The request: Retype, with no alterations, every line between the one containing "Output a JSON" and the one containing "Enumerate this screenshot's", counting both of those lines too. Pictures are to be left out.

Data to process:
══════════

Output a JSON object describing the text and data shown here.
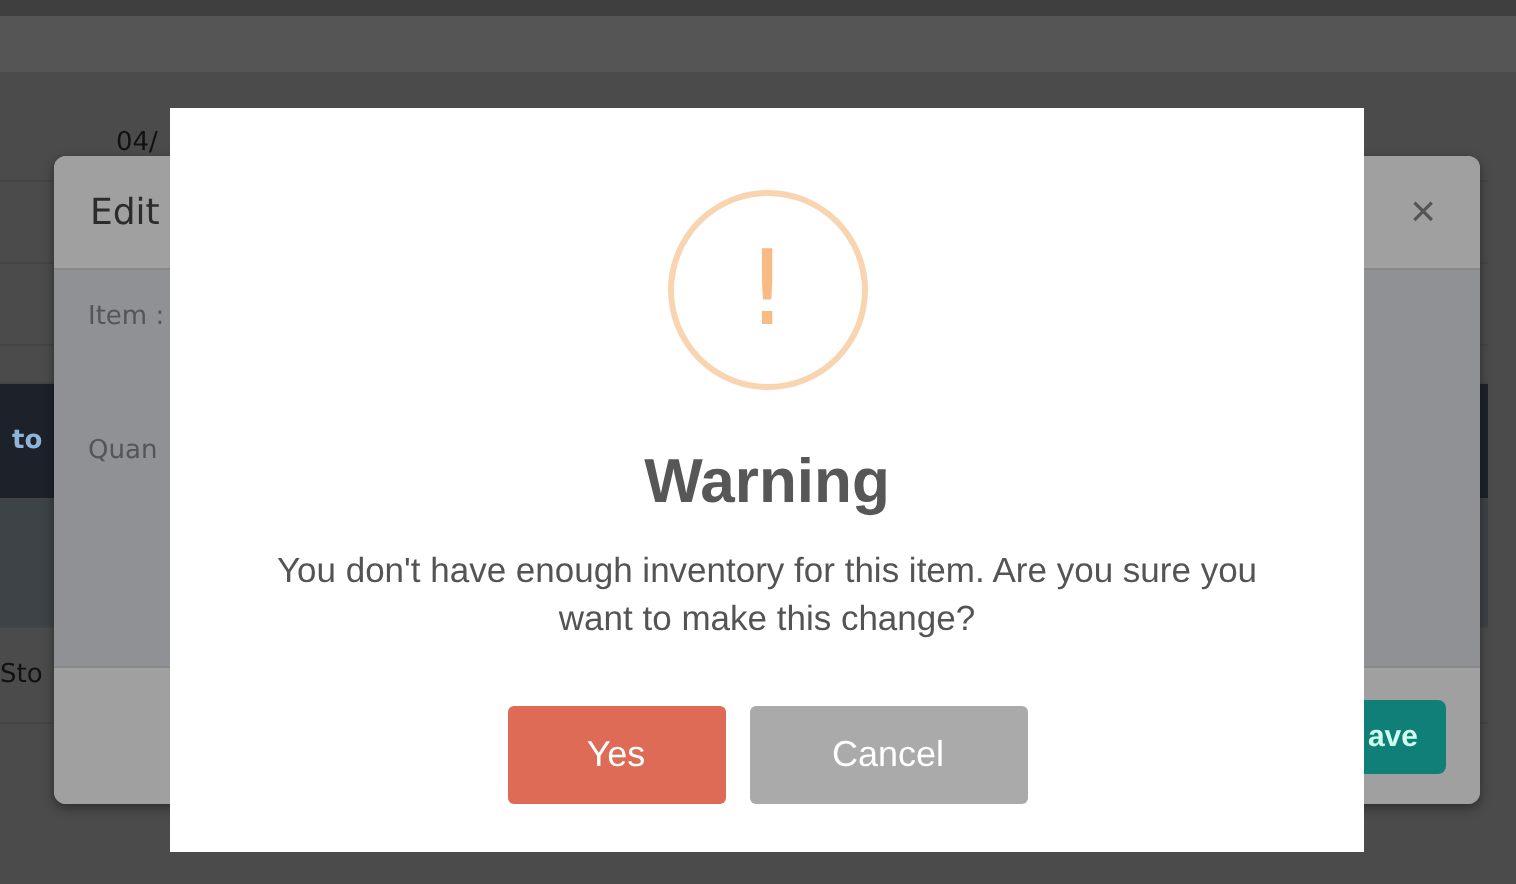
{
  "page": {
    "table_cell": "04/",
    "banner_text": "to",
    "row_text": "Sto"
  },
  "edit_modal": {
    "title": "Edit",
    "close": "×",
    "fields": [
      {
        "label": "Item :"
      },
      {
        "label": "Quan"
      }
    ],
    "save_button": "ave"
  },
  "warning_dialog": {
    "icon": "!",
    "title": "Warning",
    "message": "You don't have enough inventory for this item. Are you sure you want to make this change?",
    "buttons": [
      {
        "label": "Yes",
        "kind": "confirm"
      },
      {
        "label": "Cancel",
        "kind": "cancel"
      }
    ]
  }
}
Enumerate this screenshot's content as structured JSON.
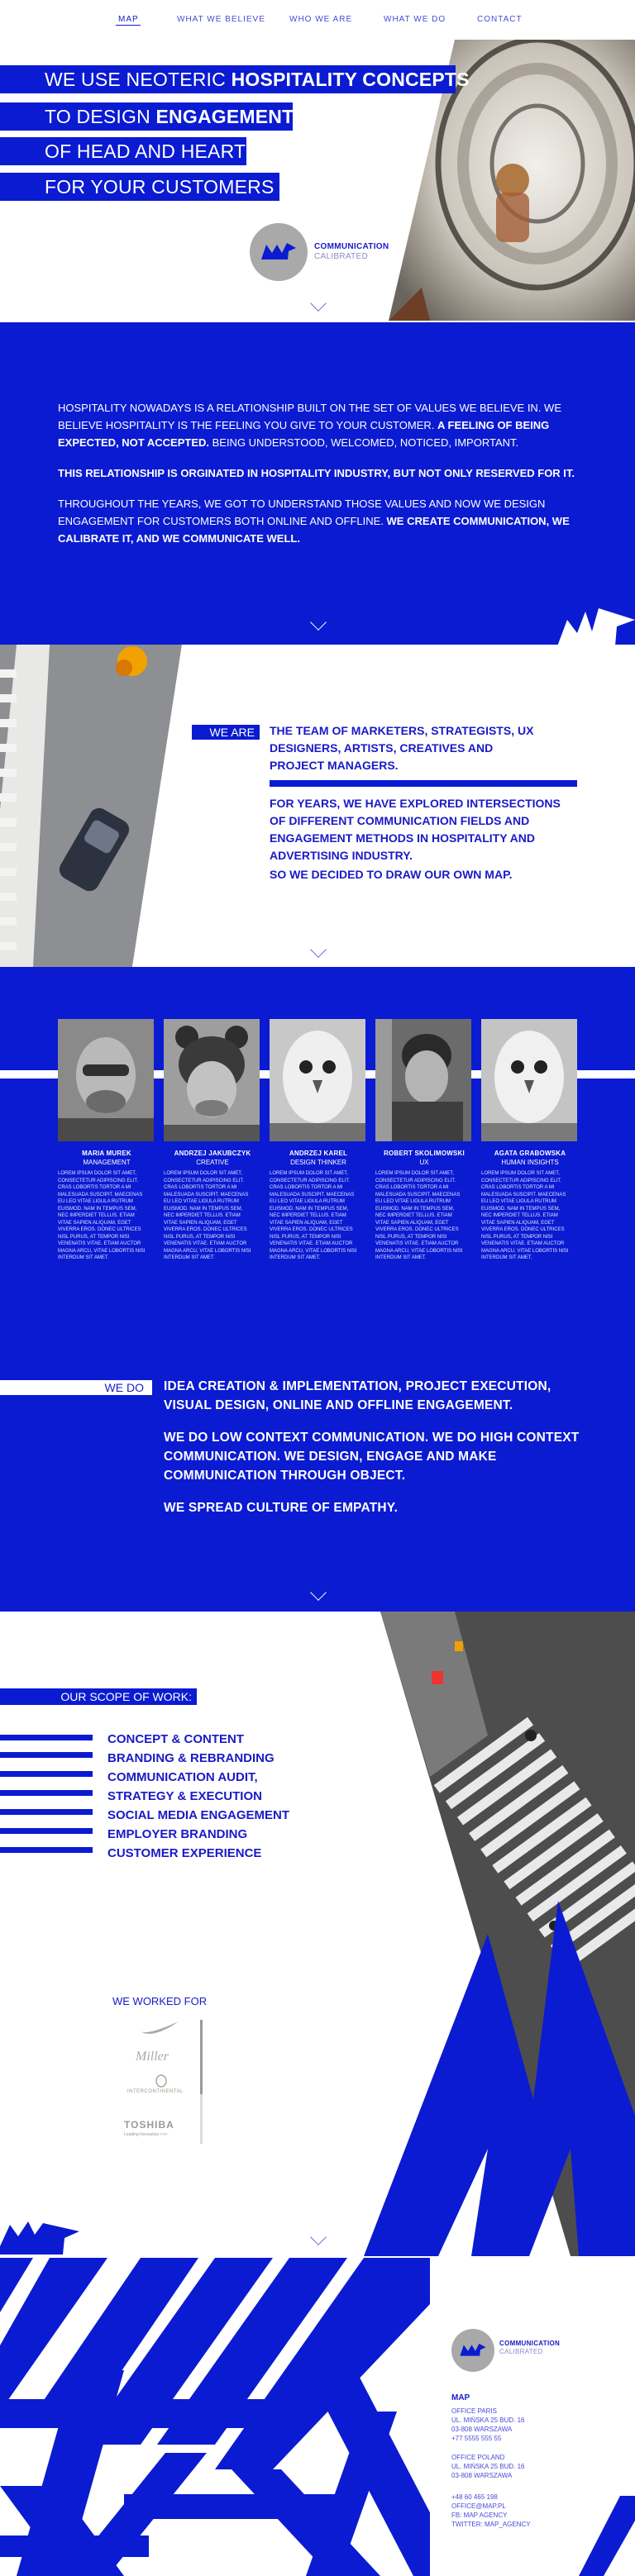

══════════

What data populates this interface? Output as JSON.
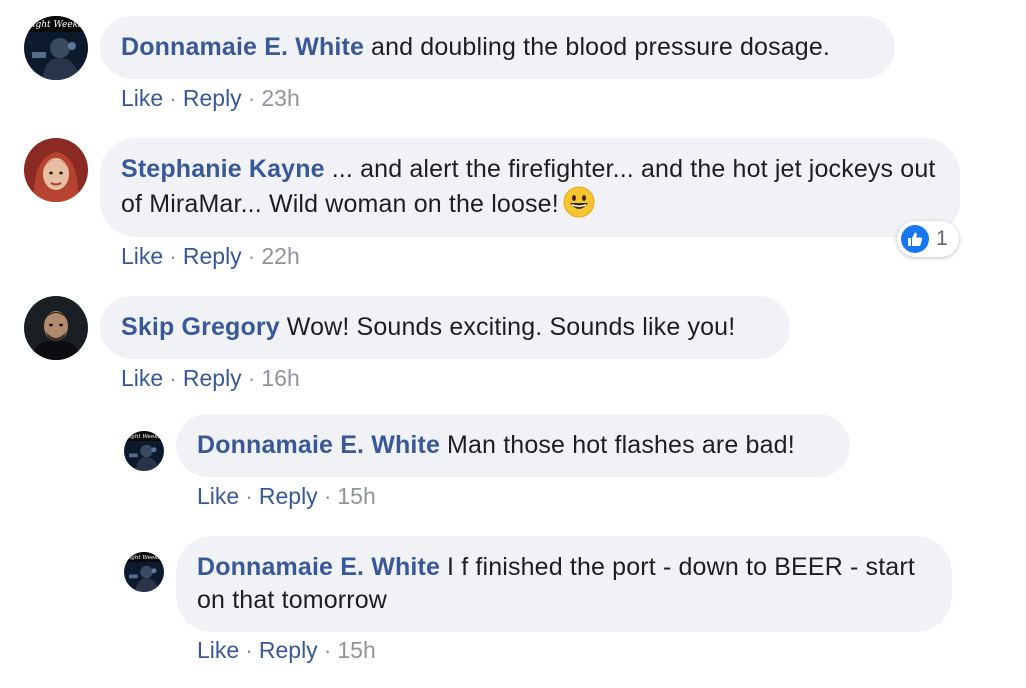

══════════

Response below:
Output a JSON object describing the text and data shown here.
{
  "page": {
    "table_cell": "04/",
    "banner_text": "to",
    "row_text": "Sto"
  },
  "edit_modal": {
    "title": "Edit",
    "close": "×",
    "fields": [
      {
        "label": "Item :"
      },
      {
        "label": "Quan"
      }
    ],
    "save_button": "ave"
  },
  "warning_dialog": {
    "icon": "!",
    "title": "Warning",
    "message": "You don't have enough inventory for this item. Are you sure you want to make this change?",
    "buttons": [
      {
        "label": "Yes",
        "kind": "confirm"
      },
      {
        "label": "Cancel",
        "kind": "cancel"
      }
    ]
  }
}
Enumerate this screenshot's content as structured JSON.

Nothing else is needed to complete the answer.